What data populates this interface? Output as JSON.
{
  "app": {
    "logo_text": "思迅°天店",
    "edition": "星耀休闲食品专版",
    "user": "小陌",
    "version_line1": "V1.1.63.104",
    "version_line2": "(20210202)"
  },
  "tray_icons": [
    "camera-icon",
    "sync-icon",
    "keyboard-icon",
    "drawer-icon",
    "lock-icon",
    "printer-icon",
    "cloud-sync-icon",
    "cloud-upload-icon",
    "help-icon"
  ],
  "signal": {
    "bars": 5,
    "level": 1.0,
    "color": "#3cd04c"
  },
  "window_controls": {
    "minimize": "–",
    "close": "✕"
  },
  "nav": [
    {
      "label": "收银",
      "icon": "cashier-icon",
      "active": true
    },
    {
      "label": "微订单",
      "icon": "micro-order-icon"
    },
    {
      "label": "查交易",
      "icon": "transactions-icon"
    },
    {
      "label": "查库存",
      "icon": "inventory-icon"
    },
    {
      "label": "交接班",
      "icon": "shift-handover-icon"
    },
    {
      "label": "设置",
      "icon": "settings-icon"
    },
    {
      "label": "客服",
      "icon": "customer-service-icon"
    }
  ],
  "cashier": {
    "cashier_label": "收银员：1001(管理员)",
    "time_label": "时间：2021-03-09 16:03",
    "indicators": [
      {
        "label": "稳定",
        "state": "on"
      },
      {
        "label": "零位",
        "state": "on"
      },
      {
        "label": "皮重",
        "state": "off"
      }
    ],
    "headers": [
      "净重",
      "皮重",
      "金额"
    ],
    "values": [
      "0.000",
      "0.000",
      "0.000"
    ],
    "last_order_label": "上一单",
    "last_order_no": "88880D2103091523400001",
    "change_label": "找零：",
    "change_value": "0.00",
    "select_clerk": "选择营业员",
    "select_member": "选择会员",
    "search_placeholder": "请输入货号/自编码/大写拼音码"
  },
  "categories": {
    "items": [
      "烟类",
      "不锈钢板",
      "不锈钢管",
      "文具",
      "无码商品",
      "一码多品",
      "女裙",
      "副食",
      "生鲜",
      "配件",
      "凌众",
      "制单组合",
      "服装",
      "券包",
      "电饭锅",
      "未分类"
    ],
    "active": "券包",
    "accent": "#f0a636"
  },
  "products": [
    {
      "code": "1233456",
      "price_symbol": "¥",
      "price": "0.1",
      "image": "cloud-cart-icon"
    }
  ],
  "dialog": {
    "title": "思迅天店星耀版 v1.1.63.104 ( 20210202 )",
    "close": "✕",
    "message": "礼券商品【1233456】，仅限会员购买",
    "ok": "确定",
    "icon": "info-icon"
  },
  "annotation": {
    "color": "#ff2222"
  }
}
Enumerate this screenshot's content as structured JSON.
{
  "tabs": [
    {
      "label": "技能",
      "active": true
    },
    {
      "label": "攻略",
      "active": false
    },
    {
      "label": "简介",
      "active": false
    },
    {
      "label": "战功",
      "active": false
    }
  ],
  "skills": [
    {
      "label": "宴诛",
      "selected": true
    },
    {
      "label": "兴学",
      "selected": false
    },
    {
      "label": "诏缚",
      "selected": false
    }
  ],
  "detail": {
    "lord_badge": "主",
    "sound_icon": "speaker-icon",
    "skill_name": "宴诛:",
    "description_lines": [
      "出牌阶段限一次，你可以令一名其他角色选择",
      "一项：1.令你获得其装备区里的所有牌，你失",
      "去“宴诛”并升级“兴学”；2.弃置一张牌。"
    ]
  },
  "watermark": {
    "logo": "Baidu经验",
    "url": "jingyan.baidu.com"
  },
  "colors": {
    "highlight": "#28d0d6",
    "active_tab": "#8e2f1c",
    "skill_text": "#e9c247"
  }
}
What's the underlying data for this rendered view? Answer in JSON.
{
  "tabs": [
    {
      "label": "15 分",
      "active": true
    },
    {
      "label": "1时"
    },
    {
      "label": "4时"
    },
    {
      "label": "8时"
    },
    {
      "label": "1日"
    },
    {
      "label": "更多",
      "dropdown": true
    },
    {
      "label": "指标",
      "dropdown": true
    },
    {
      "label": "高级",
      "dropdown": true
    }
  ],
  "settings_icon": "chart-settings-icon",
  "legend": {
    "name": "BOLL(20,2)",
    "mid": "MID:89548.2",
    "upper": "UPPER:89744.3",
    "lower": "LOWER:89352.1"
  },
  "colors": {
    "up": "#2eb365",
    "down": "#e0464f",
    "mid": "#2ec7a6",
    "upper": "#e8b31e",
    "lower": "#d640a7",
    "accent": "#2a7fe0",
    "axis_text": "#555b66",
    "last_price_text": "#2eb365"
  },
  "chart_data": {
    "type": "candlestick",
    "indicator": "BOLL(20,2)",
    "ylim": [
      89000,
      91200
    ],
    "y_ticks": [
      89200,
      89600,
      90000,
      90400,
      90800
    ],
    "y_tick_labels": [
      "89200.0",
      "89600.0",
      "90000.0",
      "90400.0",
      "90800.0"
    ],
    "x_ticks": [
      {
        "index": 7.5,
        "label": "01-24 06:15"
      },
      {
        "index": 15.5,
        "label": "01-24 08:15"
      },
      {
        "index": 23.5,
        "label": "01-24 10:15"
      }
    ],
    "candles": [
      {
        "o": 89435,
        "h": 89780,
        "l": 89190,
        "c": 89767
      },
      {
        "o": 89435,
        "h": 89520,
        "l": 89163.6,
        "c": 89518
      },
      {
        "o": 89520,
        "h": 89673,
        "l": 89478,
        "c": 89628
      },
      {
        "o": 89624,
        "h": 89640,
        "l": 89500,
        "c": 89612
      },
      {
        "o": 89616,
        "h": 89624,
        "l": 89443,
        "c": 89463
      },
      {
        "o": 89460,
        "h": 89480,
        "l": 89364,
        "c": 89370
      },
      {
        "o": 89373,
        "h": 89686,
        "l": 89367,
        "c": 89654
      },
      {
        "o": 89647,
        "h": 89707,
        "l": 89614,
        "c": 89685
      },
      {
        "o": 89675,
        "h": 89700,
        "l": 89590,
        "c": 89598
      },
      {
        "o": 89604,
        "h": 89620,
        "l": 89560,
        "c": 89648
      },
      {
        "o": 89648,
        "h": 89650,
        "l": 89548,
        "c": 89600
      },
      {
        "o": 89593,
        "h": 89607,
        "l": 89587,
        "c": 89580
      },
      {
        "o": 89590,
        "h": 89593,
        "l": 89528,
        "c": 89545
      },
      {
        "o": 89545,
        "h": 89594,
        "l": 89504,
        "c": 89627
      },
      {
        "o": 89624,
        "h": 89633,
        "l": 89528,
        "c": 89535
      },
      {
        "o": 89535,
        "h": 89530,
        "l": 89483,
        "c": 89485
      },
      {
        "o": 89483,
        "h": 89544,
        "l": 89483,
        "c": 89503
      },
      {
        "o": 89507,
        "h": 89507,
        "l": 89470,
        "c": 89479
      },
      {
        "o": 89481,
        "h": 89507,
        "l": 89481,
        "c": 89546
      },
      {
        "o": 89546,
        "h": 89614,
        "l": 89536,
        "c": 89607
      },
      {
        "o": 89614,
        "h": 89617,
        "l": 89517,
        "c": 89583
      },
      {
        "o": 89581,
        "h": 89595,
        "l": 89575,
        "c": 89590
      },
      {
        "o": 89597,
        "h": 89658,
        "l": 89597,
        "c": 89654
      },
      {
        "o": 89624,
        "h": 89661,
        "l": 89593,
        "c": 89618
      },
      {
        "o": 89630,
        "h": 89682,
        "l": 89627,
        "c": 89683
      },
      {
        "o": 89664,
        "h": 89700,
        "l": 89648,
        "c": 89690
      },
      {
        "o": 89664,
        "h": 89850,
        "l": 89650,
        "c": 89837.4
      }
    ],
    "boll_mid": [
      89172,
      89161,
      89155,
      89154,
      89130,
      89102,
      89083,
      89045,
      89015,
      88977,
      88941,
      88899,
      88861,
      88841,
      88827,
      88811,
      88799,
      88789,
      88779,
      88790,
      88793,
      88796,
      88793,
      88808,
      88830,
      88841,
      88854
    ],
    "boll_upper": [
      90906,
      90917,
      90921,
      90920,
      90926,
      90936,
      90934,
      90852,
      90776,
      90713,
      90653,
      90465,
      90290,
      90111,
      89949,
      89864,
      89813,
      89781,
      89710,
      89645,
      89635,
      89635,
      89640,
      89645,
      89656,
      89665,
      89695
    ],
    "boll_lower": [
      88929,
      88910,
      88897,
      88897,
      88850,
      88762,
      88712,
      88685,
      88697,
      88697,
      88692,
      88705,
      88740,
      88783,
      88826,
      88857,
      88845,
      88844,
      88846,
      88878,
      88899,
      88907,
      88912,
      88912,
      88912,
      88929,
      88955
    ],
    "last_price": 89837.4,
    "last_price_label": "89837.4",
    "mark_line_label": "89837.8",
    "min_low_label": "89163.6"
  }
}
== == ==
_Stated goal_: Copy out each line of the records where the string "settings" appears.

_Response to this exercise_:
      "icon": "settings-icon"
  "settings_icon": "chart-settings-icon",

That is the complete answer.